EXERCISE INSTRUCTIONS: All of the data below should be written out exactly.

══ SUPPLIED INFORMATION

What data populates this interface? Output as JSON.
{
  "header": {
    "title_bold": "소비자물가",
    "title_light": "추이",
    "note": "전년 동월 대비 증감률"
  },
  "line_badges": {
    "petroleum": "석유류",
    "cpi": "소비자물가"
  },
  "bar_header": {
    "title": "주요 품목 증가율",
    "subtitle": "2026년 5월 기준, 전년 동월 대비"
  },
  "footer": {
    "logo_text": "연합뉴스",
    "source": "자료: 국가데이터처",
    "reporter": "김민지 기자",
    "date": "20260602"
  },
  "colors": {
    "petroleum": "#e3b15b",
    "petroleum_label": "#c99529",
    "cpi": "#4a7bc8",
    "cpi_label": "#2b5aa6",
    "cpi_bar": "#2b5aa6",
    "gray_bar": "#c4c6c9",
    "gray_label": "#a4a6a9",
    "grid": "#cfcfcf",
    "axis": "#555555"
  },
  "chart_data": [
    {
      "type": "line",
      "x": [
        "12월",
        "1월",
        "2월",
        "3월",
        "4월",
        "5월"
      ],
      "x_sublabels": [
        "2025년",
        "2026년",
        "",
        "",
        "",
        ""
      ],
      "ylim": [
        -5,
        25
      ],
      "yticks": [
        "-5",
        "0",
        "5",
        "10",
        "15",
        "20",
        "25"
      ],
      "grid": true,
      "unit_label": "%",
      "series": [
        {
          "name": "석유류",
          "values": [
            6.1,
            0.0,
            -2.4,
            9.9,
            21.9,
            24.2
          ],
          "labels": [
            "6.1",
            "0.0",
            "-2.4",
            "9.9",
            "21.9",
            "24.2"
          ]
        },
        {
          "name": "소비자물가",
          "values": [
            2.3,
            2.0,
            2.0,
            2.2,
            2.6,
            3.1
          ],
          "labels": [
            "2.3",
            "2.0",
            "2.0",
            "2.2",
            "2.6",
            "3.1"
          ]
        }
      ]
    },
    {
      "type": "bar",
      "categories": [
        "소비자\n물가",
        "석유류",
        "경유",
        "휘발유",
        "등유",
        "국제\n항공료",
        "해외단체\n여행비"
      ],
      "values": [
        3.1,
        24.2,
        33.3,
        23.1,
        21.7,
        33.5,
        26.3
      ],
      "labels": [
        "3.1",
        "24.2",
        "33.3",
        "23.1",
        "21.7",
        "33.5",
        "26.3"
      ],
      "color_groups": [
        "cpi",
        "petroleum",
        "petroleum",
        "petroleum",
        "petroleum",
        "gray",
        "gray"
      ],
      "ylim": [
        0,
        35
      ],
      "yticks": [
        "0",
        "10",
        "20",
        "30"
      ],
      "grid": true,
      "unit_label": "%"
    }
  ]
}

════

OUTPUT BELOW:
What data populates this interface? Output as JSON.
{
  "header": {
    "title_bold": "소비자물가",
    "title_light": "추이",
    "note": "전년 동월 대비 증감률"
  },
  "line_badges": {
    "petroleum": "석유류",
    "cpi": "소비자물가"
  },
  "bar_header": {
    "title": "주요 품목 증가율",
    "subtitle": "2026년 5월 기준, 전년 동월 대비"
  },
  "footer": {
    "logo_text": "연합뉴스",
    "source": "자료: 국가데이터처",
    "reporter": "김민지 기자",
    "date": "20260602"
  },
  "colors": {
    "petroleum": "#e3b15b",
    "petroleum_label": "#c99529",
    "cpi": "#4a7bc8",
    "cpi_label": "#2b5aa6",
    "cpi_bar": "#2b5aa6",
    "gray_bar": "#c4c6c9",
    "gray_label": "#a4a6a9",
    "grid": "#cfcfcf",
    "axis": "#555555"
  },
  "chart_data": [
    {
      "type": "line",
      "x": [
        "12월",
        "1월",
        "2월",
        "3월",
        "4월",
        "5월"
      ],
      "x_sublabels": [
        "2025년",
        "2026년",
        "",
        "",
        "",
        ""
      ],
      "ylim": [
        -5,
        25
      ],
      "yticks": [
        "-5",
        "0",
        "5",
        "10",
        "15",
        "20",
        "25"
      ],
      "grid": true,
      "unit_label": "%",
      "series": [
        {
          "name": "석유류",
          "values": [
            6.1,
            0.0,
            -2.4,
            9.9,
            21.9,
            24.2
          ],
          "labels": [
            "6.1",
            "0.0",
            "-2.4",
            "9.9",
            "21.9",
            "24.2"
          ]
        },
        {
          "name": "소비자물가",
          "values": [
            2.3,
            2.0,
            2.0,
            2.2,
            2.6,
            3.1
          ],
          "labels": [
            "2.3",
            "2.0",
            "2.0",
            "2.2",
            "2.6",
            "3.1"
          ]
        }
      ]
    },
    {
      "type": "bar",
      "categories": [
        "소비자\n물가",
        "석유류",
        "경유",
        "휘발유",
        "등유",
        "국제\n항공료",
        "해외단체\n여행비"
      ],
      "values": [
        3.1,
        24.2,
        33.3,
        23.1,
        21.7,
        33.5,
        26.3
      ],
      "labels": [
        "3.1",
        "24.2",
        "33.3",
        "23.1",
        "21.7",
        "33.5",
        "26.3"
      ],
      "color_groups": [
        "cpi",
        "petroleum",
        "petroleum",
        "petroleum",
        "petroleum",
        "gray",
        "gray"
      ],
      "ylim": [
        0,
        35
      ],
      "yticks": [
        "0",
        "10",
        "20",
        "30"
      ],
      "grid": true,
      "unit_label": "%"
    }
  ]
}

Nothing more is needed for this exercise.